Prompt> Find every line with the word "letter" and give their count, nothing else.

[Dataset entries on figures]
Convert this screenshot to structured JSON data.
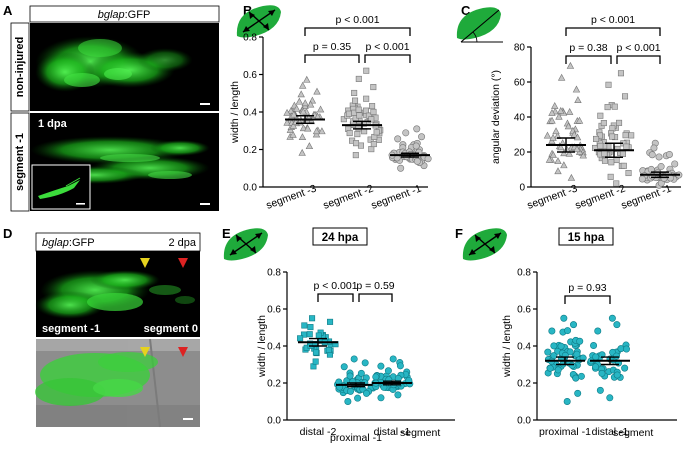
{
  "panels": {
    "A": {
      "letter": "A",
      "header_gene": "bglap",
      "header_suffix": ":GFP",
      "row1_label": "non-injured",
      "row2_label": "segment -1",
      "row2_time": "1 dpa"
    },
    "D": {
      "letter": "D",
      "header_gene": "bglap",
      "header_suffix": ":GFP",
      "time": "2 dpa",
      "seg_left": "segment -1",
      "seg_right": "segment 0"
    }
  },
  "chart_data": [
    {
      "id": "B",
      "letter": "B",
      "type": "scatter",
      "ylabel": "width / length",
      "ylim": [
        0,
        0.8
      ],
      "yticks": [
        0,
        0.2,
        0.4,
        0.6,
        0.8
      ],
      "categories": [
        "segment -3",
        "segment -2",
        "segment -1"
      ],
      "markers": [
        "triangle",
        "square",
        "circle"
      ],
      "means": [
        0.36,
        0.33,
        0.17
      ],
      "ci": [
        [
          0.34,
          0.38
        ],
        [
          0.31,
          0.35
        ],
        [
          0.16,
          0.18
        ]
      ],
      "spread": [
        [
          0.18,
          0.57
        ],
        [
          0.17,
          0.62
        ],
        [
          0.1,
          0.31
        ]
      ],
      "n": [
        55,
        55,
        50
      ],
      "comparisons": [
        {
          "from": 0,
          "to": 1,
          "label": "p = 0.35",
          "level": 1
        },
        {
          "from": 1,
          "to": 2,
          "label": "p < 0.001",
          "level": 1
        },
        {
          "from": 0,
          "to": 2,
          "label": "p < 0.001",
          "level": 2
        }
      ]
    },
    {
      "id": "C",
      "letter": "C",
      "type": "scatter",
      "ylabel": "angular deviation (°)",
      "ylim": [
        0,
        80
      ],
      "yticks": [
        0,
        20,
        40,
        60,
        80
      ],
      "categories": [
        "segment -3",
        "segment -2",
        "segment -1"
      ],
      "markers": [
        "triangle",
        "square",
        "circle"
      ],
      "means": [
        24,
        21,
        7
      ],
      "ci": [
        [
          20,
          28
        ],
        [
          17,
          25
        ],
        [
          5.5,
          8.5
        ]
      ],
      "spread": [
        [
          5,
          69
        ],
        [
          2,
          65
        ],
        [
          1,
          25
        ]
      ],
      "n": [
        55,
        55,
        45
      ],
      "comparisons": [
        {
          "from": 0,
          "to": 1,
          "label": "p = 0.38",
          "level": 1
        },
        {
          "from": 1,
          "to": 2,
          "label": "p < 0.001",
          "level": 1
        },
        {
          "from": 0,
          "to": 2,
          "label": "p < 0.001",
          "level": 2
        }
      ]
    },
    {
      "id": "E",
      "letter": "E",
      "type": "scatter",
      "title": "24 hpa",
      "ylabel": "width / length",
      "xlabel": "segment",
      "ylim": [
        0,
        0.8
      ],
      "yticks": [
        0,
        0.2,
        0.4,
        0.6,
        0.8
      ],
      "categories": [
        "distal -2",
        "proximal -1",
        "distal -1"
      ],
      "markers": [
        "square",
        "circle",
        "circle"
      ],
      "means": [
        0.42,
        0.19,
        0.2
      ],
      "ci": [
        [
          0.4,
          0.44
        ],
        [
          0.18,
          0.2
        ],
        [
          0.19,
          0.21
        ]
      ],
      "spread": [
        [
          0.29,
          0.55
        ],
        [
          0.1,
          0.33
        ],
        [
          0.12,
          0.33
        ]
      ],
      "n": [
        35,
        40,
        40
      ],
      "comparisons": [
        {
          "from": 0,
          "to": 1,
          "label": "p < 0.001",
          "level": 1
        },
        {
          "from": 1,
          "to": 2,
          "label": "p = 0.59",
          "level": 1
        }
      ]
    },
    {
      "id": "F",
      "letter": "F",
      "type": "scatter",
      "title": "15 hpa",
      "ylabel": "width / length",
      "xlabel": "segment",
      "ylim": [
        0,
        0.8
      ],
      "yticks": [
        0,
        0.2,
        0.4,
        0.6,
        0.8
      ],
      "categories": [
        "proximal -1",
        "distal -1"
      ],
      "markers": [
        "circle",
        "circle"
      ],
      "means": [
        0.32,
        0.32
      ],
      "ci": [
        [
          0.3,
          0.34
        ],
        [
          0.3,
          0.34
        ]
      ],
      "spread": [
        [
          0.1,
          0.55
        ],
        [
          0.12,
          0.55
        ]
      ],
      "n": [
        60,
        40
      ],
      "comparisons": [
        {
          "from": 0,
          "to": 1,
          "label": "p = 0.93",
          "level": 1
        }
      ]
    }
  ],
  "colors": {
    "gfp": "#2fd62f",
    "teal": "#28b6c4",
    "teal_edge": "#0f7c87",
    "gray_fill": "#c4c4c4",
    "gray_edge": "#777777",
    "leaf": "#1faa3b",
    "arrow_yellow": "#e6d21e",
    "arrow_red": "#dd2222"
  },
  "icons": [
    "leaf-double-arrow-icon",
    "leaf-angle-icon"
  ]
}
--
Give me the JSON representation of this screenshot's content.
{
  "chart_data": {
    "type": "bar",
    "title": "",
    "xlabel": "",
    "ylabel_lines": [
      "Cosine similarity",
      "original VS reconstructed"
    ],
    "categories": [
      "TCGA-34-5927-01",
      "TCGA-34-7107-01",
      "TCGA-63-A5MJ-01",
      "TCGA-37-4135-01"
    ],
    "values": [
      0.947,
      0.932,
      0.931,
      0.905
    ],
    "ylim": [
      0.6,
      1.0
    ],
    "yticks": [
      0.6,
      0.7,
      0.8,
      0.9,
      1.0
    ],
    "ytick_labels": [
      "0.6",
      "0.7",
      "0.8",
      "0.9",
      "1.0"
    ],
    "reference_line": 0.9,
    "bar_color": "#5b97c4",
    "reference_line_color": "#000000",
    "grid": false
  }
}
==
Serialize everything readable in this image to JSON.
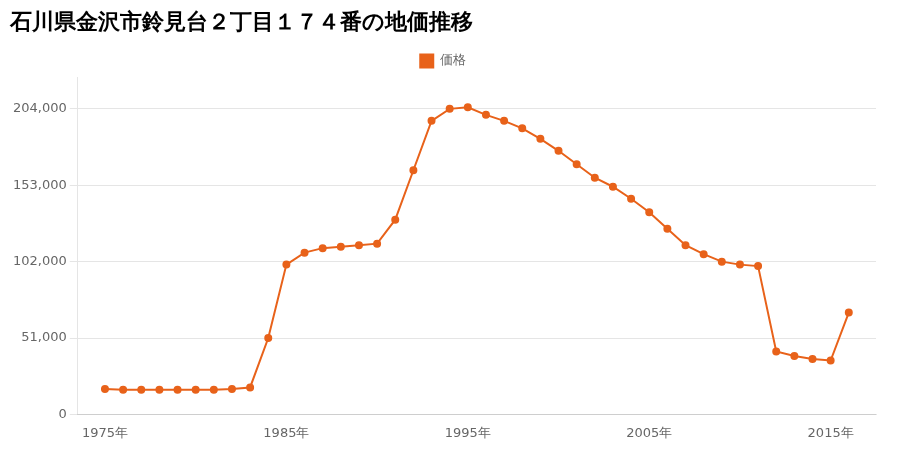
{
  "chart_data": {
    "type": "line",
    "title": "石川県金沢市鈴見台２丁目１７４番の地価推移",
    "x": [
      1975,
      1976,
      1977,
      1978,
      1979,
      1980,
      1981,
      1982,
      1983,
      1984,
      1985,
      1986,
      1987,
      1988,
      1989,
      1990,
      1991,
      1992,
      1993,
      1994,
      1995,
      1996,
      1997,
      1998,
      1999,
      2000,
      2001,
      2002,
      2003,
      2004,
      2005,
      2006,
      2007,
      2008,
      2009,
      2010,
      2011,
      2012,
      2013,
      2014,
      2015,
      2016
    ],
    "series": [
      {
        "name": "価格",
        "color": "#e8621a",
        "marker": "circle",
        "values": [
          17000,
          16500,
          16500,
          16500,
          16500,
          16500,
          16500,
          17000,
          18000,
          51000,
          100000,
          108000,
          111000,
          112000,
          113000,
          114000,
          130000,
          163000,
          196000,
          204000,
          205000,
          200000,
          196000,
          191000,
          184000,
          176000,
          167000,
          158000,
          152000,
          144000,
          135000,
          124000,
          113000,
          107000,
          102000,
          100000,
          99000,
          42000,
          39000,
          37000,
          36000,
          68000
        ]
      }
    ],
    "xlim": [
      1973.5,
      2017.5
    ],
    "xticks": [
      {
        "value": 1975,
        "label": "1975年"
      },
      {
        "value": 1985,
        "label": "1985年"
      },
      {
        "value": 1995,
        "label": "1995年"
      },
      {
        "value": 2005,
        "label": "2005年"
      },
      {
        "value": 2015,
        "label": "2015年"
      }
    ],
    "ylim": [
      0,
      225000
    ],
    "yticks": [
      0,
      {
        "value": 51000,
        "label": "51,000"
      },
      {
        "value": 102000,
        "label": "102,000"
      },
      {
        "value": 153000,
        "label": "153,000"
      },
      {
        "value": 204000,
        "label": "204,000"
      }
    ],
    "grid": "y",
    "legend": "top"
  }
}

Finished answer> 6